[Stored records]
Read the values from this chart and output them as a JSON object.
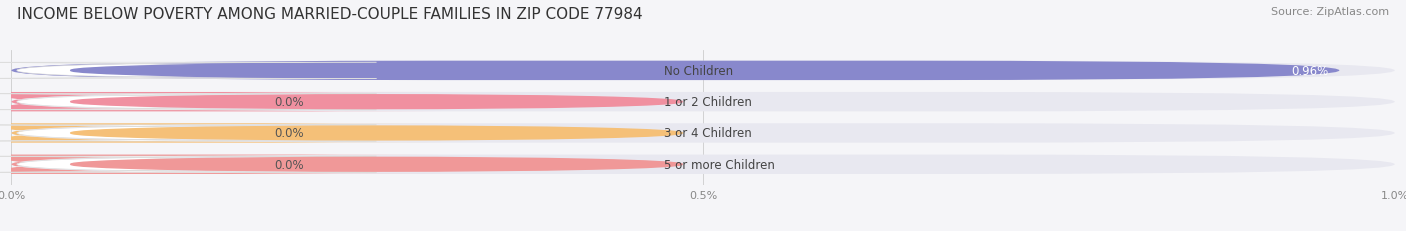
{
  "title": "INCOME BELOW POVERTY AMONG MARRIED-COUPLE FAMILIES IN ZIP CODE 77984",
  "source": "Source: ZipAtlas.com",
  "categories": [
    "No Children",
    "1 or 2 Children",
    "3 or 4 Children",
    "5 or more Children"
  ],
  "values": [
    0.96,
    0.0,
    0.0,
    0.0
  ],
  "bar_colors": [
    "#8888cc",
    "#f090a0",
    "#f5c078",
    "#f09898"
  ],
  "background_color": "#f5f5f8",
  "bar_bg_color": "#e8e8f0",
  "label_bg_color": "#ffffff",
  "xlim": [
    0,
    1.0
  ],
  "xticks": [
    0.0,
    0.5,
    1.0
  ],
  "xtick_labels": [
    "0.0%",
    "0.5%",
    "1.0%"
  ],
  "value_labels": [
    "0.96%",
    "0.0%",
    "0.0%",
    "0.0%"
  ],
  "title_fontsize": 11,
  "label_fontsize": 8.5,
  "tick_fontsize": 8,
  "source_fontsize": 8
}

→ Problem
Transcribe the material exactly, leaving every picture out.

→ Finished answer
Read the values from this chart and output them as a JSON object.
{
  "title": "INCOME BELOW POVERTY AMONG MARRIED-COUPLE FAMILIES IN ZIP CODE 77984",
  "source": "Source: ZipAtlas.com",
  "categories": [
    "No Children",
    "1 or 2 Children",
    "3 or 4 Children",
    "5 or more Children"
  ],
  "values": [
    0.96,
    0.0,
    0.0,
    0.0
  ],
  "bar_colors": [
    "#8888cc",
    "#f090a0",
    "#f5c078",
    "#f09898"
  ],
  "background_color": "#f5f5f8",
  "bar_bg_color": "#e8e8f0",
  "label_bg_color": "#ffffff",
  "xlim": [
    0,
    1.0
  ],
  "xticks": [
    0.0,
    0.5,
    1.0
  ],
  "xtick_labels": [
    "0.0%",
    "0.5%",
    "1.0%"
  ],
  "value_labels": [
    "0.96%",
    "0.0%",
    "0.0%",
    "0.0%"
  ],
  "title_fontsize": 11,
  "label_fontsize": 8.5,
  "tick_fontsize": 8,
  "source_fontsize": 8
}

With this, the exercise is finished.